(begin)

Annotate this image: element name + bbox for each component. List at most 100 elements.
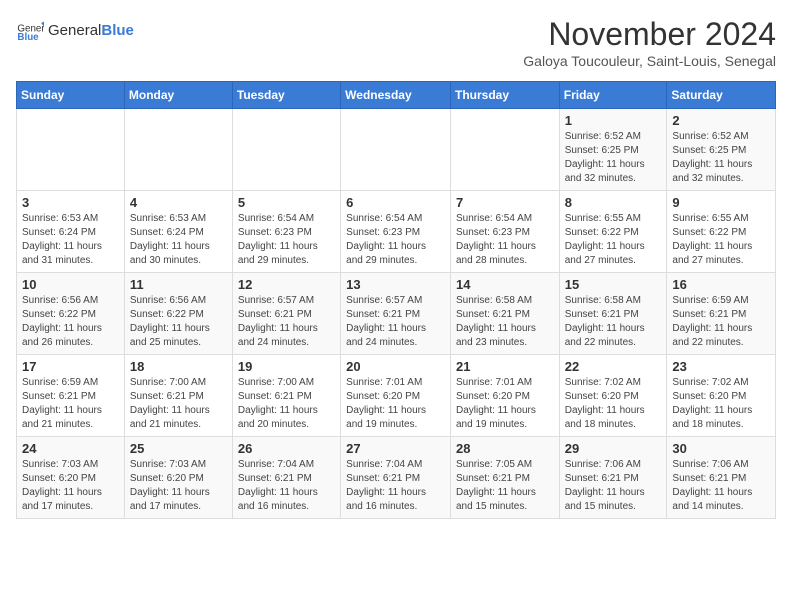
day-info: Sunrise: 6:58 AM Sunset: 6:21 PM Dayligh… xyxy=(565,294,662,350)
day-info: Sunrise: 7:04 AM Sunset: 6:21 PM Dayligh… xyxy=(346,458,445,514)
day-number: 3 xyxy=(22,195,119,210)
week-row-5: 24 Sunrise: 7:03 AM Sunset: 6:20 PM Dayli… xyxy=(17,437,776,519)
day-number: 1 xyxy=(565,113,662,128)
calendar-cell: 10 Sunrise: 6:56 AM Sunset: 6:22 PM Dayli… xyxy=(17,273,125,355)
day-header-tuesday: Tuesday xyxy=(232,82,340,109)
title-area: November 2024 Galoya Toucouleur, Saint-L… xyxy=(523,16,776,69)
day-info: Sunrise: 6:59 AM Sunset: 6:21 PM Dayligh… xyxy=(672,294,770,350)
logo-blue-text: Blue xyxy=(101,22,134,39)
day-info: Sunrise: 6:53 AM Sunset: 6:24 PM Dayligh… xyxy=(130,212,227,268)
day-number: 9 xyxy=(672,195,770,210)
day-number: 6 xyxy=(346,195,445,210)
day-info: Sunrise: 7:00 AM Sunset: 6:21 PM Dayligh… xyxy=(238,376,335,432)
day-info: Sunrise: 6:52 AM Sunset: 6:25 PM Dayligh… xyxy=(672,130,770,186)
days-header-row: SundayMondayTuesdayWednesdayThursdayFrid… xyxy=(17,82,776,109)
calendar-cell: 4 Sunrise: 6:53 AM Sunset: 6:24 PM Daylig… xyxy=(124,191,232,273)
calendar-cell: 16 Sunrise: 6:59 AM Sunset: 6:21 PM Dayli… xyxy=(667,273,776,355)
week-row-2: 3 Sunrise: 6:53 AM Sunset: 6:24 PM Daylig… xyxy=(17,191,776,273)
day-number: 25 xyxy=(130,441,227,456)
day-number: 7 xyxy=(456,195,554,210)
calendar-cell: 15 Sunrise: 6:58 AM Sunset: 6:21 PM Dayli… xyxy=(559,273,667,355)
logo-general-text: General xyxy=(48,22,101,39)
day-header-wednesday: Wednesday xyxy=(341,82,451,109)
calendar-cell: 23 Sunrise: 7:02 AM Sunset: 6:20 PM Dayli… xyxy=(667,355,776,437)
logo-icon: General Blue xyxy=(16,16,44,44)
calendar-cell: 19Sunrise: 7:00 AM Sunset: 6:21 PM Dayli… xyxy=(232,355,340,437)
day-number: 23 xyxy=(672,359,770,374)
day-header-saturday: Saturday xyxy=(667,82,776,109)
day-info: Sunrise: 6:57 AM Sunset: 6:21 PM Dayligh… xyxy=(346,294,445,350)
day-number: 30 xyxy=(672,441,770,456)
day-info: Sunrise: 6:54 AM Sunset: 6:23 PM Dayligh… xyxy=(238,212,335,268)
day-info: Sunrise: 6:52 AM Sunset: 6:25 PM Dayligh… xyxy=(565,130,662,186)
day-number: 24 xyxy=(22,441,119,456)
calendar-cell: 24 Sunrise: 7:03 AM Sunset: 6:20 PM Dayli… xyxy=(17,437,125,519)
day-number: 12 xyxy=(238,277,335,292)
calendar-table: SundayMondayTuesdayWednesdayThursdayFrid… xyxy=(16,81,776,519)
calendar-cell: 27 Sunrise: 7:04 AM Sunset: 6:21 PM Dayli… xyxy=(341,437,451,519)
day-number: 18 xyxy=(130,359,227,374)
day-info: Sunrise: 6:54 AM Sunset: 6:23 PM Dayligh… xyxy=(456,212,554,268)
week-row-4: 17Sunrise: 6:59 AM Sunset: 6:21 PM Dayli… xyxy=(17,355,776,437)
day-info: Sunrise: 6:54 AM Sunset: 6:23 PM Dayligh… xyxy=(346,212,445,268)
day-header-monday: Monday xyxy=(124,82,232,109)
calendar-cell xyxy=(17,109,125,191)
day-info: Sunrise: 6:56 AM Sunset: 6:22 PM Dayligh… xyxy=(130,294,227,350)
day-number: 4 xyxy=(130,195,227,210)
location-subtitle: Galoya Toucouleur, Saint-Louis, Senegal xyxy=(523,53,776,69)
day-number: 16 xyxy=(672,277,770,292)
day-number: 10 xyxy=(22,277,119,292)
calendar-cell: 20 Sunrise: 7:01 AM Sunset: 6:20 PM Dayli… xyxy=(341,355,451,437)
day-info: Sunrise: 7:02 AM Sunset: 6:20 PM Dayligh… xyxy=(672,376,770,432)
day-info: Sunrise: 6:56 AM Sunset: 6:22 PM Dayligh… xyxy=(22,294,119,350)
calendar-cell: 8 Sunrise: 6:55 AM Sunset: 6:22 PM Daylig… xyxy=(559,191,667,273)
svg-text:Blue: Blue xyxy=(17,32,39,43)
calendar-cell xyxy=(124,109,232,191)
calendar-cell: 11Sunrise: 6:56 AM Sunset: 6:22 PM Dayli… xyxy=(124,273,232,355)
calendar-cell: 25Sunrise: 7:03 AM Sunset: 6:20 PM Dayli… xyxy=(124,437,232,519)
month-title: November 2024 xyxy=(523,16,776,53)
day-info: Sunrise: 6:55 AM Sunset: 6:22 PM Dayligh… xyxy=(565,212,662,268)
calendar-cell: 6 Sunrise: 6:54 AM Sunset: 6:23 PM Daylig… xyxy=(341,191,451,273)
calendar-cell: 22 Sunrise: 7:02 AM Sunset: 6:20 PM Dayli… xyxy=(559,355,667,437)
day-number: 28 xyxy=(456,441,554,456)
day-number: 29 xyxy=(565,441,662,456)
logo: General Blue General Blue xyxy=(16,16,134,44)
day-info: Sunrise: 7:02 AM Sunset: 6:20 PM Dayligh… xyxy=(565,376,662,432)
day-info: Sunrise: 7:06 AM Sunset: 6:21 PM Dayligh… xyxy=(672,458,770,514)
calendar-cell: 14 Sunrise: 6:58 AM Sunset: 6:21 PM Dayli… xyxy=(450,273,559,355)
calendar-cell: 17Sunrise: 6:59 AM Sunset: 6:21 PM Dayli… xyxy=(17,355,125,437)
calendar-cell: 28 Sunrise: 7:05 AM Sunset: 6:21 PM Dayli… xyxy=(450,437,559,519)
day-info: Sunrise: 6:55 AM Sunset: 6:22 PM Dayligh… xyxy=(672,212,770,268)
calendar-cell xyxy=(450,109,559,191)
day-number: 14 xyxy=(456,277,554,292)
day-info: Sunrise: 7:05 AM Sunset: 6:21 PM Dayligh… xyxy=(456,458,554,514)
day-info: Sunrise: 7:06 AM Sunset: 6:21 PM Dayligh… xyxy=(565,458,662,514)
day-number: 20 xyxy=(346,359,445,374)
day-number: 21 xyxy=(456,359,554,374)
calendar-cell: 29 Sunrise: 7:06 AM Sunset: 6:21 PM Dayli… xyxy=(559,437,667,519)
day-number: 27 xyxy=(346,441,445,456)
week-row-3: 10 Sunrise: 6:56 AM Sunset: 6:22 PM Dayli… xyxy=(17,273,776,355)
calendar-cell: 13 Sunrise: 6:57 AM Sunset: 6:21 PM Dayli… xyxy=(341,273,451,355)
week-row-1: 1 Sunrise: 6:52 AM Sunset: 6:25 PM Daylig… xyxy=(17,109,776,191)
day-info: Sunrise: 7:03 AM Sunset: 6:20 PM Dayligh… xyxy=(22,458,119,514)
day-info: Sunrise: 6:53 AM Sunset: 6:24 PM Dayligh… xyxy=(22,212,119,268)
day-info: Sunrise: 7:00 AM Sunset: 6:21 PM Dayligh… xyxy=(130,376,227,432)
day-number: 15 xyxy=(565,277,662,292)
day-info: Sunrise: 7:04 AM Sunset: 6:21 PM Dayligh… xyxy=(238,458,335,514)
day-header-thursday: Thursday xyxy=(450,82,559,109)
day-number: 13 xyxy=(346,277,445,292)
day-info: Sunrise: 6:58 AM Sunset: 6:21 PM Dayligh… xyxy=(456,294,554,350)
day-header-friday: Friday xyxy=(559,82,667,109)
calendar-cell: 1 Sunrise: 6:52 AM Sunset: 6:25 PM Daylig… xyxy=(559,109,667,191)
day-number: 17 xyxy=(22,359,119,374)
calendar-cell: 26Sunrise: 7:04 AM Sunset: 6:21 PM Dayli… xyxy=(232,437,340,519)
calendar-cell: 2Sunrise: 6:52 AM Sunset: 6:25 PM Daylig… xyxy=(667,109,776,191)
calendar-cell: 21Sunrise: 7:01 AM Sunset: 6:20 PM Dayli… xyxy=(450,355,559,437)
day-number: 5 xyxy=(238,195,335,210)
header: General Blue General Blue November 2024 … xyxy=(16,16,776,69)
day-number: 8 xyxy=(565,195,662,210)
day-info: Sunrise: 7:01 AM Sunset: 6:20 PM Dayligh… xyxy=(346,376,445,432)
day-number: 22 xyxy=(565,359,662,374)
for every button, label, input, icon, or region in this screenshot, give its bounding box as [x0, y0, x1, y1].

(end)

■ **PROBLEM REQUIREMENTS**
Put the listing's lines, from the line containing "PM Dayligh… xyxy=(565,294,662,350)" up to and including the line containing "day-number: 3 xyxy=(22,195,119,210)", into a JSON list of strings with one string per line and blank lines omitted.

■ **RESULT**
[
  "day-info: Sunrise: 6:58 AM Sunset: 6:21 PM Dayligh… xyxy=(565,294,662,350)",
  "day-info: Sunrise: 7:04 AM Sunset: 6:21 PM Dayligh… xyxy=(346,458,445,514)",
  "day-number: 3 xyxy=(22,195,119,210)"
]